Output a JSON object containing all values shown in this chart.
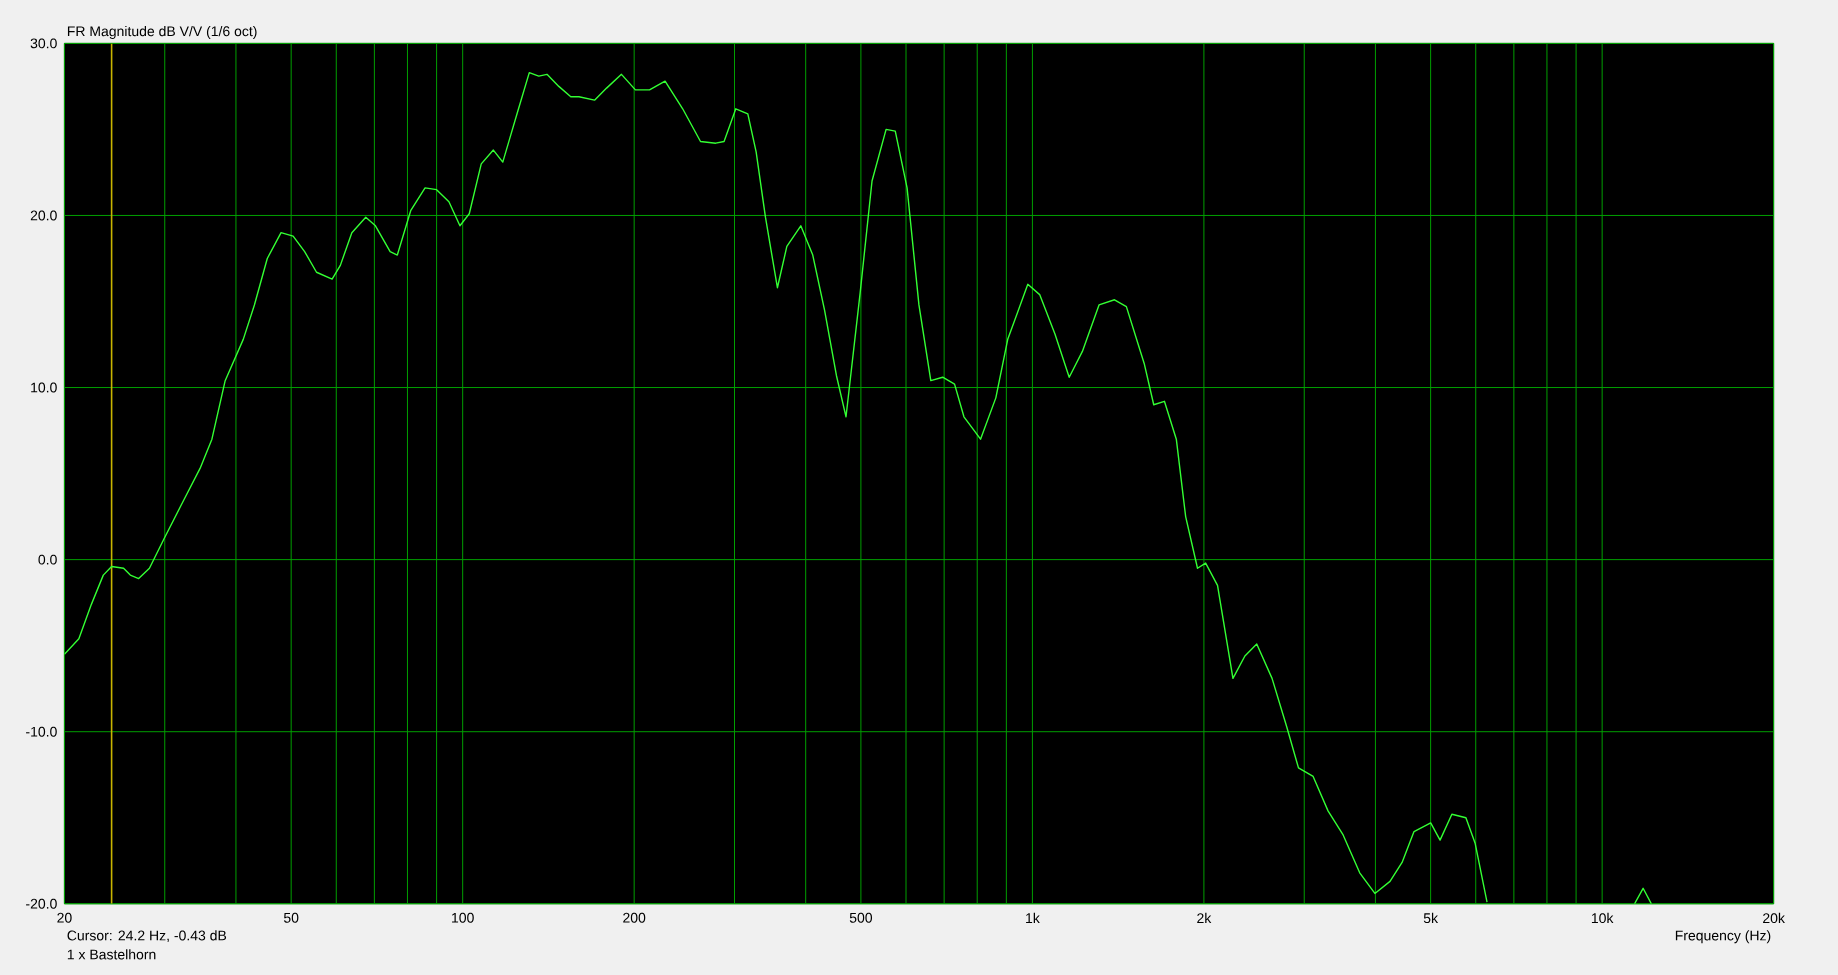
{
  "chart_data": {
    "type": "line",
    "title": "FR Magnitude dB V/V (1/6 oct)",
    "xlabel": "Frequency (Hz)",
    "log": "x",
    "grid": true,
    "xlim": [
      20,
      20000
    ],
    "ylim": [
      -20,
      30
    ],
    "xticks": [
      20,
      {
        "value": 30,
        "label": null
      },
      {
        "value": 40,
        "label": null
      },
      50,
      {
        "value": 60,
        "label": null
      },
      {
        "value": 70,
        "label": null
      },
      {
        "value": 80,
        "label": null
      },
      {
        "value": 90,
        "label": null
      },
      100,
      200,
      {
        "value": 300,
        "label": null
      },
      {
        "value": 400,
        "label": null
      },
      500,
      {
        "value": 600,
        "label": null
      },
      {
        "value": 700,
        "label": null
      },
      {
        "value": 800,
        "label": null
      },
      {
        "value": 900,
        "label": null
      },
      {
        "value": 1000,
        "label": "1k"
      },
      {
        "value": 2000,
        "label": "2k"
      },
      {
        "value": 3000,
        "label": null
      },
      {
        "value": 4000,
        "label": null
      },
      {
        "value": 5000,
        "label": "5k"
      },
      {
        "value": 6000,
        "label": null
      },
      {
        "value": 7000,
        "label": null
      },
      {
        "value": 8000,
        "label": null
      },
      {
        "value": 9000,
        "label": null
      },
      {
        "value": 10000,
        "label": "10k"
      },
      {
        "value": 20000,
        "label": "20k"
      }
    ],
    "yticks": [
      {
        "value": -20,
        "label": "-20.0"
      },
      {
        "value": -10,
        "label": "-10.0"
      },
      {
        "value": 0,
        "label": "0.0"
      },
      {
        "value": 10,
        "label": "10.0"
      },
      {
        "value": 20,
        "label": "20.0"
      },
      {
        "value": 30,
        "label": "30.0"
      }
    ],
    "ref_lines": [
      {
        "axis": "x",
        "value": 24.2,
        "color": "#c8b400"
      }
    ],
    "annotations": [
      "Cursor: 24.2 Hz, -0.43 dB",
      "1 x Bastelhorn"
    ],
    "series": [
      {
        "color": "#33ff33",
        "x": [
          20,
          21.2,
          22.3,
          23.4,
          24.2,
          25.4,
          26.1,
          27.0,
          28.2,
          29.9,
          32.1,
          34.6,
          36.3,
          38.3,
          41.2,
          43.1,
          45.4,
          48.0,
          50.4,
          52.8,
          55.4,
          59.0,
          61.0,
          63.9,
          67.6,
          70.3,
          74.6,
          76.8,
          81.1,
          85.9,
          90.0,
          94.6,
          98.9,
          102.7,
          107.8,
          113.2,
          117.6,
          124.8,
          130.9,
          136.0,
          140.6,
          147.5,
          154.8,
          160.0,
          170.4,
          178.9,
          190.0,
          201.0,
          212.8,
          226.6,
          243.3,
          261.5,
          278.1,
          287.6,
          301.6,
          316.6,
          327.4,
          340.0,
          356.8,
          370.7,
          392.2,
          411.6,
          431.7,
          452.9,
          470.8,
          498.5,
          523.0,
          553.6,
          574.5,
          602.6,
          632.2,
          663.3,
          695.9,
          730.1,
          758.3,
          810.9,
          862.6,
          905.1,
          981.6,
          1029.8,
          1095.8,
          1160.3,
          1223.8,
          1309,
          1393.5,
          1462,
          1571,
          1633,
          1705,
          1789,
          1858,
          1949,
          2014,
          2113,
          2249,
          2360,
          2476,
          2634,
          2794,
          2931,
          3110,
          3303,
          3511,
          3754,
          3992,
          4243,
          4455,
          4675,
          5001,
          5194,
          5448,
          5766,
          5987,
          6280,
          9000,
          11400,
          11800,
          12200
        ],
        "values": [
          -5.5,
          -4.6,
          -2.6,
          -0.9,
          -0.4,
          -0.5,
          -0.9,
          -1.1,
          -0.5,
          1.2,
          3.2,
          5.3,
          7.0,
          10.4,
          12.8,
          14.8,
          17.5,
          19.0,
          18.8,
          17.9,
          16.7,
          16.3,
          17.1,
          19.0,
          19.9,
          19.4,
          17.9,
          17.7,
          20.3,
          21.6,
          21.5,
          20.8,
          19.4,
          20.1,
          23.0,
          23.8,
          23.1,
          26.0,
          28.3,
          28.1,
          28.2,
          27.5,
          26.9,
          26.9,
          26.7,
          27.4,
          28.2,
          27.3,
          27.3,
          27.8,
          26.2,
          24.3,
          24.2,
          24.3,
          26.2,
          25.9,
          23.7,
          19.9,
          15.8,
          18.2,
          19.4,
          17.7,
          14.5,
          10.7,
          8.3,
          15.5,
          22.0,
          25.0,
          24.9,
          21.6,
          14.8,
          10.4,
          10.6,
          10.2,
          8.3,
          7.0,
          9.4,
          12.8,
          16.0,
          15.4,
          13.1,
          10.6,
          12.1,
          14.8,
          15.1,
          14.7,
          11.4,
          9.0,
          9.2,
          7.0,
          2.5,
          -0.5,
          -0.2,
          -1.5,
          -6.9,
          -5.6,
          -4.9,
          -6.9,
          -9.7,
          -12.1,
          -12.6,
          -14.6,
          -16.0,
          -18.2,
          -19.4,
          -18.7,
          -17.6,
          -15.8,
          -15.3,
          -16.3,
          -14.8,
          -15.0,
          -16.5,
          -19.9,
          null,
          -20,
          -19.1,
          -20
        ]
      }
    ]
  }
}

--- --- ---

Aim of the exercise >> Write only the number of lines in the records that include the word "values".

Task result >> 2